* _EXERCISE REQUIREMENTS_
Gather, from the listing beneath this task, every line holding the string "دلار".

┌──

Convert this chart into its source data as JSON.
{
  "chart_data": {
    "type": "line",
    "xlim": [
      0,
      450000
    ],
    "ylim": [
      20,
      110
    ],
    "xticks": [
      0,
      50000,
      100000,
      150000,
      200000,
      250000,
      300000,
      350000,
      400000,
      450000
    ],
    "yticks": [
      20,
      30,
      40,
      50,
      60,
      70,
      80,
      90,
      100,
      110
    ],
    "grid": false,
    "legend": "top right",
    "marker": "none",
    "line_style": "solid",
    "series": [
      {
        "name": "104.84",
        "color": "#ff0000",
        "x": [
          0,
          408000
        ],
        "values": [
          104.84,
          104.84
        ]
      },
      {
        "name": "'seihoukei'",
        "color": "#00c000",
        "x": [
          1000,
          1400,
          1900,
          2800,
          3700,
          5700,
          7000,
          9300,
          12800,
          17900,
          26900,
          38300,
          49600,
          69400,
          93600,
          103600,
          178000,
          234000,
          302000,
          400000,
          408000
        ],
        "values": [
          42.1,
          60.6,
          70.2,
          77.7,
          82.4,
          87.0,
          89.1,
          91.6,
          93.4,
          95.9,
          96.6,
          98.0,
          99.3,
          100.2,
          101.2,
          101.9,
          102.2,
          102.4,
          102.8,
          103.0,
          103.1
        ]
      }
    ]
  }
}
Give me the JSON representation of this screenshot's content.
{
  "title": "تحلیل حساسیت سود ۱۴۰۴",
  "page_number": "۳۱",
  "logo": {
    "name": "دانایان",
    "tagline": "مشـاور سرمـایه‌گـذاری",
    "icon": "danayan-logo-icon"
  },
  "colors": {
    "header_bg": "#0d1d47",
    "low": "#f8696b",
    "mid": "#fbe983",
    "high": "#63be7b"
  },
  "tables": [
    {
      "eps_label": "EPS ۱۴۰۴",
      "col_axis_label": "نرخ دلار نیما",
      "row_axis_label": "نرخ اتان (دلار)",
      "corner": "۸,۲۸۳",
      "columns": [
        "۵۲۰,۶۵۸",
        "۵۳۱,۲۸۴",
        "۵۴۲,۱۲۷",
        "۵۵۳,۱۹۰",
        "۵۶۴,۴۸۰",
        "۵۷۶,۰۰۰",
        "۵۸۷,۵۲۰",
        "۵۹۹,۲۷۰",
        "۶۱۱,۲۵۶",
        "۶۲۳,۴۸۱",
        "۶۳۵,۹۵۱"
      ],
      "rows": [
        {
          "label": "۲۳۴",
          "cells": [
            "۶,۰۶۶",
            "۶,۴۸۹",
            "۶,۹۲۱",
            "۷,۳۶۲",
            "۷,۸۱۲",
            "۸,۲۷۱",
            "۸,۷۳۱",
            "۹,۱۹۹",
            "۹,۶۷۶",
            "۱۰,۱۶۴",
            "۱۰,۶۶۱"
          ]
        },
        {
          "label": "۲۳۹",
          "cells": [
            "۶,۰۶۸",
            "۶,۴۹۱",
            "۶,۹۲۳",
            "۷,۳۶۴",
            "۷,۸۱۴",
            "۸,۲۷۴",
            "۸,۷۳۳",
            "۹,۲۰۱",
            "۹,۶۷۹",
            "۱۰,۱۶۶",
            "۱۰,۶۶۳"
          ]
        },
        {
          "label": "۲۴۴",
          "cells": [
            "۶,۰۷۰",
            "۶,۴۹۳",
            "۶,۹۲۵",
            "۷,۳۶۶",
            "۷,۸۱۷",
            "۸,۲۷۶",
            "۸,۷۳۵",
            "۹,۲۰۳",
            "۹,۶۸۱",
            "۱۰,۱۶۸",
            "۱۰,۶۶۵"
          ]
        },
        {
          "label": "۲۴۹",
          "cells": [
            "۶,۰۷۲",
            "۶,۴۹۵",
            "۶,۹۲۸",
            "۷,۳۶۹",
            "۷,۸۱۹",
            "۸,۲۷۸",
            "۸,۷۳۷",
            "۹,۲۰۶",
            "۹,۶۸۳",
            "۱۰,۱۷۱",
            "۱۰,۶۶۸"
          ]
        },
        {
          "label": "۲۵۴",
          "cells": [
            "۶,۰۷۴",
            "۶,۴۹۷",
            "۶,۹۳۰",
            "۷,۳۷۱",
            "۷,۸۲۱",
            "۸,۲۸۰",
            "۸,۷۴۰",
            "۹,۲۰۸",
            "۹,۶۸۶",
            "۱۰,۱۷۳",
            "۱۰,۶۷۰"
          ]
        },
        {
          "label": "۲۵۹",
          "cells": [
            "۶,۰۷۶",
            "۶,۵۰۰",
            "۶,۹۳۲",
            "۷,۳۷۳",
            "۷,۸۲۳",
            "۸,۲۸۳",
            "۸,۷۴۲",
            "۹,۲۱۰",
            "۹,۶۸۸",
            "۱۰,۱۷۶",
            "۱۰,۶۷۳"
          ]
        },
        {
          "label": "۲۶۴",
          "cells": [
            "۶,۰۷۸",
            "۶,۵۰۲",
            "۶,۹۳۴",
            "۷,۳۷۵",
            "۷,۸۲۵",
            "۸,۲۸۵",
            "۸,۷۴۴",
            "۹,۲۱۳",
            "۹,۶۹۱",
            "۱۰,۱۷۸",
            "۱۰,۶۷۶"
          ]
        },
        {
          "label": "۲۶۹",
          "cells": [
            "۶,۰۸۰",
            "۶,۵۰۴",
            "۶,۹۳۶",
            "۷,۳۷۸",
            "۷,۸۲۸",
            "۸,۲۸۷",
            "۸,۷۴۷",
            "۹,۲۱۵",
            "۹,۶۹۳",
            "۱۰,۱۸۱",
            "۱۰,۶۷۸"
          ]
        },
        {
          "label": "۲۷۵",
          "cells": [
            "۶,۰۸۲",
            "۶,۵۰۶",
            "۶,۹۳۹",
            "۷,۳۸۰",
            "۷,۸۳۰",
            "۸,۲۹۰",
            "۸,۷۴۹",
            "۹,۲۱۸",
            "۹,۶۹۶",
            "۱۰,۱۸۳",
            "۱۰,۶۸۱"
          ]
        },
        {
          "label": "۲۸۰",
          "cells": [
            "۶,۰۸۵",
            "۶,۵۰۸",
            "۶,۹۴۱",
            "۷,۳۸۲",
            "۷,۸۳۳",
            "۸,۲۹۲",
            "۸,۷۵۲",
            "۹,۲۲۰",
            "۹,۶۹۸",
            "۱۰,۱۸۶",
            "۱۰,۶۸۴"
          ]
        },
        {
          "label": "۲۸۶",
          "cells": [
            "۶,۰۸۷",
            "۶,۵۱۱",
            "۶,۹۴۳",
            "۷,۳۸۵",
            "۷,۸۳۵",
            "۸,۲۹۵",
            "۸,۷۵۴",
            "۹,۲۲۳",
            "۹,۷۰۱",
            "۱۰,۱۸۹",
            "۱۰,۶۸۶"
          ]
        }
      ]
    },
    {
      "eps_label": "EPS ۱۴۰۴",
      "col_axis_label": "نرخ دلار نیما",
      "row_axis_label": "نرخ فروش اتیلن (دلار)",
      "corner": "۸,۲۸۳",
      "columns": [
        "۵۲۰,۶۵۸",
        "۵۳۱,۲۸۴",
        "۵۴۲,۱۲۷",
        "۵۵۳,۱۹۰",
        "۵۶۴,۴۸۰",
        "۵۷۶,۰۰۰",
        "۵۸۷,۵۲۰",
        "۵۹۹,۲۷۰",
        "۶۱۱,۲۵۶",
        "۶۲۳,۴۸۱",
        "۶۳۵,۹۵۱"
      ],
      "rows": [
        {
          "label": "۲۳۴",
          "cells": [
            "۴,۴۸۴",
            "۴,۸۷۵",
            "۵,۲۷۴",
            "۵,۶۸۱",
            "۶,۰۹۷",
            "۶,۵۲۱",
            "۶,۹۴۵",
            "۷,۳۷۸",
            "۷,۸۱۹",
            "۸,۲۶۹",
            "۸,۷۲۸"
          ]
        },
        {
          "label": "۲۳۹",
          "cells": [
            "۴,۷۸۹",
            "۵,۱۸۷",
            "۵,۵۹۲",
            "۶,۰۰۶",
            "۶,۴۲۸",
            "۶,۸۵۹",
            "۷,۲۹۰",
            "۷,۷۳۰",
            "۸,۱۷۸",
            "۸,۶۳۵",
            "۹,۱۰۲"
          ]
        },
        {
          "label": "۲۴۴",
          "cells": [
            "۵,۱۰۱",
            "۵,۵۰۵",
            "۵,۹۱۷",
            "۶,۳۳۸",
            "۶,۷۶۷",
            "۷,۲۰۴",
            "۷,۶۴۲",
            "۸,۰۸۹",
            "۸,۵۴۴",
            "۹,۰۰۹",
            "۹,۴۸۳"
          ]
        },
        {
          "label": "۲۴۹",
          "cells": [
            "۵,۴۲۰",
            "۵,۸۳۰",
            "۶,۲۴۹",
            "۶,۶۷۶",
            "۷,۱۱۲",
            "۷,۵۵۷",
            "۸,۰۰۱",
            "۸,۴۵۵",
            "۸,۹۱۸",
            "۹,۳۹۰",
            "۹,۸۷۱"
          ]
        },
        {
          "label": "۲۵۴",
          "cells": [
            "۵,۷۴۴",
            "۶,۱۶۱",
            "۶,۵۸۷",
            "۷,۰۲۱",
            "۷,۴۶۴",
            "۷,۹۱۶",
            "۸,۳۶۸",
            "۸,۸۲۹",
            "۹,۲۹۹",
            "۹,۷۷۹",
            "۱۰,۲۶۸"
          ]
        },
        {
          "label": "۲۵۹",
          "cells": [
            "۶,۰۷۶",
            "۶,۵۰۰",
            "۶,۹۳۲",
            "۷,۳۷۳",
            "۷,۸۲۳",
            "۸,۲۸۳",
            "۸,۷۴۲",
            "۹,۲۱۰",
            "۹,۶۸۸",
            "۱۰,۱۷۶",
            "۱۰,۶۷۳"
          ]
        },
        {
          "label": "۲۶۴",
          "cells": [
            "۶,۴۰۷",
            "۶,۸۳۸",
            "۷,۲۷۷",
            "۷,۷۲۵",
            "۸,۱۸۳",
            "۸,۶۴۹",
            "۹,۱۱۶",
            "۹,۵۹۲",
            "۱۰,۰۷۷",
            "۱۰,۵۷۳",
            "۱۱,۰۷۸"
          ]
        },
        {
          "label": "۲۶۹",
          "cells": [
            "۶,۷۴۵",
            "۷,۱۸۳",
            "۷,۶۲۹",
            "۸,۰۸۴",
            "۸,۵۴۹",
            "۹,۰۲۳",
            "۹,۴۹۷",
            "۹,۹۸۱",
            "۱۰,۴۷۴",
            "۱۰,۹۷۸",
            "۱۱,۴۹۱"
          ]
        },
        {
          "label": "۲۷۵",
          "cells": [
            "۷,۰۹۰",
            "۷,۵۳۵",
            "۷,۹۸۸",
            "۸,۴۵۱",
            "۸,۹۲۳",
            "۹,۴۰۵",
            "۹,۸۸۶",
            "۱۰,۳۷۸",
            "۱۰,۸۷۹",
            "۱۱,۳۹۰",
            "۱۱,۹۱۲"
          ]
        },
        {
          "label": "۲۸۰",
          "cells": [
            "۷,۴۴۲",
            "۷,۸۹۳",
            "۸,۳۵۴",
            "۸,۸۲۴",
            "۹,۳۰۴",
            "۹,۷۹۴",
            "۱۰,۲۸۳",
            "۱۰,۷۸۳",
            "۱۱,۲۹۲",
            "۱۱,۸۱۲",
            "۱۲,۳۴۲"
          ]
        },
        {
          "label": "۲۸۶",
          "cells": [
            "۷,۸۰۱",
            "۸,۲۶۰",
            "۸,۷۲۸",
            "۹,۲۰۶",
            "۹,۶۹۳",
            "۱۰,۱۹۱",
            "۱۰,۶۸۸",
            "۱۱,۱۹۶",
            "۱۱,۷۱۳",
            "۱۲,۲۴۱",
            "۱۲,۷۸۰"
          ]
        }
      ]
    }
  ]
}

└──

* _PROBLEM SOLUTION_
      "col_axis_label": "نرخ دلار نیما",
      "row_axis_label": "نرخ اتان (دلار)",
      "col_axis_label": "نرخ دلار نیما",
      "row_axis_label": "نرخ فروش اتیلن (دلار)",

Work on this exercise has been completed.